Written problem |
Copy out every line of the material below, character for character, omitting the pictures.

--- Start of Data to use ---

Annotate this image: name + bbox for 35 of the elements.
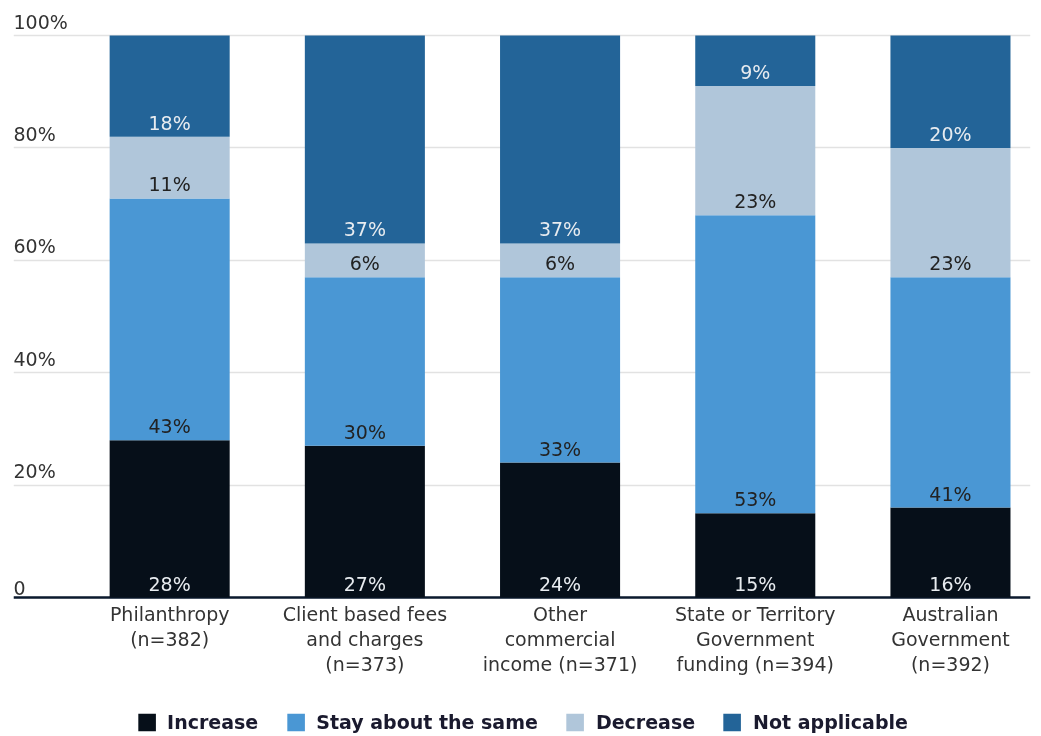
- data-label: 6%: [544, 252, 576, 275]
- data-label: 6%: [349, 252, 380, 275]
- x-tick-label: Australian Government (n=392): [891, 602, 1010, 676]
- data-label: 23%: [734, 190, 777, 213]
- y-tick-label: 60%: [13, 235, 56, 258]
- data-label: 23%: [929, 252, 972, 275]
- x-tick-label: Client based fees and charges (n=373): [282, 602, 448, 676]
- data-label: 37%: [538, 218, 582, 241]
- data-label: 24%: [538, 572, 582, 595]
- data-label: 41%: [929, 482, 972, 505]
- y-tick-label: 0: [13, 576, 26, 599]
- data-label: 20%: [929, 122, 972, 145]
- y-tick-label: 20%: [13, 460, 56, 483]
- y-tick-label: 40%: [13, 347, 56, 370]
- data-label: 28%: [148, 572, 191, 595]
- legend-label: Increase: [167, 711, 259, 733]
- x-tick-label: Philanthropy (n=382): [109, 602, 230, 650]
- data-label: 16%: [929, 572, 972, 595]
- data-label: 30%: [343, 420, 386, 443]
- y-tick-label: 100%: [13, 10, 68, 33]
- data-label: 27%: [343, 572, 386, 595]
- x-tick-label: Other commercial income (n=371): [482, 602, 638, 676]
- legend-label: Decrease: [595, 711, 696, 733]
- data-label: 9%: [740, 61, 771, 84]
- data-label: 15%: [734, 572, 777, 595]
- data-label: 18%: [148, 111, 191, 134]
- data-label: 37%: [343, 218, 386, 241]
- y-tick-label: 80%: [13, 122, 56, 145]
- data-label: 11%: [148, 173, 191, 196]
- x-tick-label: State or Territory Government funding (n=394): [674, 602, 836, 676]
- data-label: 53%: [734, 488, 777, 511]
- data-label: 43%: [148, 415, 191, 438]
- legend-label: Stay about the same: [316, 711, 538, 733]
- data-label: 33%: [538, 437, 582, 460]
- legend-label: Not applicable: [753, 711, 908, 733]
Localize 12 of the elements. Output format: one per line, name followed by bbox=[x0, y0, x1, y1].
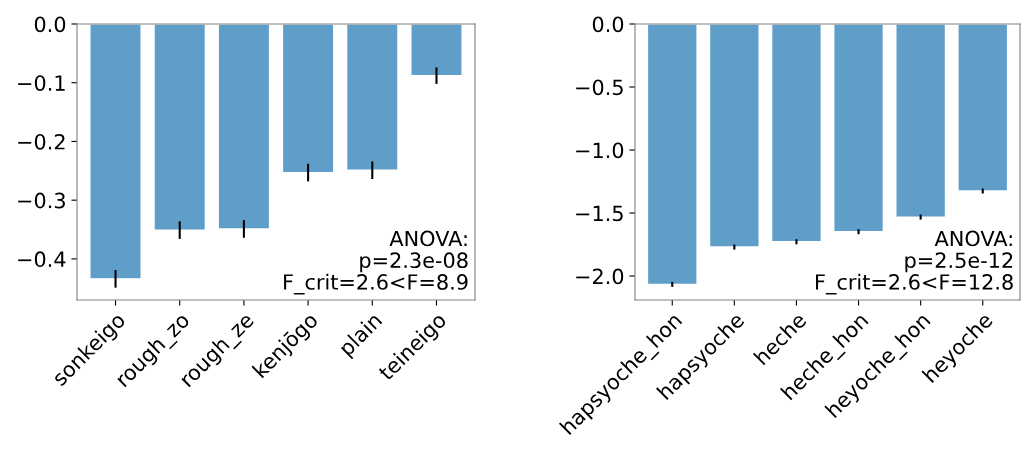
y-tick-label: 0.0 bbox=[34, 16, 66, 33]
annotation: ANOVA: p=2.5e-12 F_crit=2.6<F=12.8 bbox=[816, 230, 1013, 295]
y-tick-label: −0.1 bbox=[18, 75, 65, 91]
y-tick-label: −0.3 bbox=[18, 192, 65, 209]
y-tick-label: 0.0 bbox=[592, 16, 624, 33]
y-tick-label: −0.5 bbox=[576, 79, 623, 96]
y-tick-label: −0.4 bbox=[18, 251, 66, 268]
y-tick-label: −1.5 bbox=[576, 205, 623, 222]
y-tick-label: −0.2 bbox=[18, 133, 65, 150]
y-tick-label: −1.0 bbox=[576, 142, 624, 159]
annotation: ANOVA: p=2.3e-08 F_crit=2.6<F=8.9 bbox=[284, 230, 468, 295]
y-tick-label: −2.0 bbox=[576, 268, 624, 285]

--- End of Data to use ---

Finished exercise |
Annotate this image: name + bbox for 35 of the elements.
- data-label: 6%: [544, 252, 576, 275]
- data-label: 6%: [349, 252, 380, 275]
- x-tick-label: Australian Government (n=392): [891, 602, 1010, 676]
- data-label: 23%: [734, 190, 777, 213]
- y-tick-label: 60%: [13, 235, 56, 258]
- data-label: 23%: [929, 252, 972, 275]
- x-tick-label: Client based fees and charges (n=373): [282, 602, 448, 676]
- data-label: 37%: [538, 218, 582, 241]
- data-label: 24%: [538, 572, 582, 595]
- data-label: 41%: [929, 482, 972, 505]
- y-tick-label: 0: [13, 576, 26, 599]
- data-label: 20%: [929, 122, 972, 145]
- y-tick-label: 20%: [13, 460, 56, 483]
- y-tick-label: 40%: [13, 347, 56, 370]
- data-label: 28%: [148, 572, 191, 595]
- legend-label: Increase: [167, 711, 259, 733]
- x-tick-label: Philanthropy (n=382): [109, 602, 230, 650]
- data-label: 16%: [929, 572, 972, 595]
- data-label: 30%: [343, 420, 386, 443]
- y-tick-label: 100%: [13, 10, 68, 33]
- data-label: 27%: [343, 572, 386, 595]
- x-tick-label: Other commercial income (n=371): [482, 602, 638, 676]
- legend-label: Decrease: [595, 711, 696, 733]
- data-label: 9%: [740, 61, 771, 84]
- data-label: 15%: [734, 572, 777, 595]
- data-label: 18%: [148, 111, 191, 134]
- data-label: 37%: [343, 218, 386, 241]
- y-tick-label: 80%: [13, 122, 56, 145]
- data-label: 11%: [148, 173, 191, 196]
- x-tick-label: State or Territory Government funding (n=394): [674, 602, 836, 676]
- data-label: 53%: [734, 488, 777, 511]
- data-label: 43%: [148, 415, 191, 438]
- legend-label: Stay about the same: [316, 711, 538, 733]
- data-label: 33%: [538, 437, 582, 460]
- legend-label: Not applicable: [753, 711, 908, 733]
Localize 12 of the elements. Output format: one per line, name followed by bbox=[x0, y0, x1, y1].
y-tick-label: 0.0 bbox=[34, 16, 66, 33]
annotation: ANOVA: p=2.5e-12 F_crit=2.6<F=12.8 bbox=[816, 230, 1013, 295]
y-tick-label: −0.1 bbox=[18, 75, 65, 91]
y-tick-label: −0.3 bbox=[18, 192, 65, 209]
y-tick-label: 0.0 bbox=[592, 16, 624, 33]
y-tick-label: −0.5 bbox=[576, 79, 623, 96]
y-tick-label: −0.4 bbox=[18, 251, 66, 268]
y-tick-label: −1.5 bbox=[576, 205, 623, 222]
y-tick-label: −0.2 bbox=[18, 133, 65, 150]
y-tick-label: −1.0 bbox=[576, 142, 624, 159]
annotation: ANOVA: p=2.3e-08 F_crit=2.6<F=8.9 bbox=[284, 230, 468, 295]
y-tick-label: −2.0 bbox=[576, 268, 624, 285]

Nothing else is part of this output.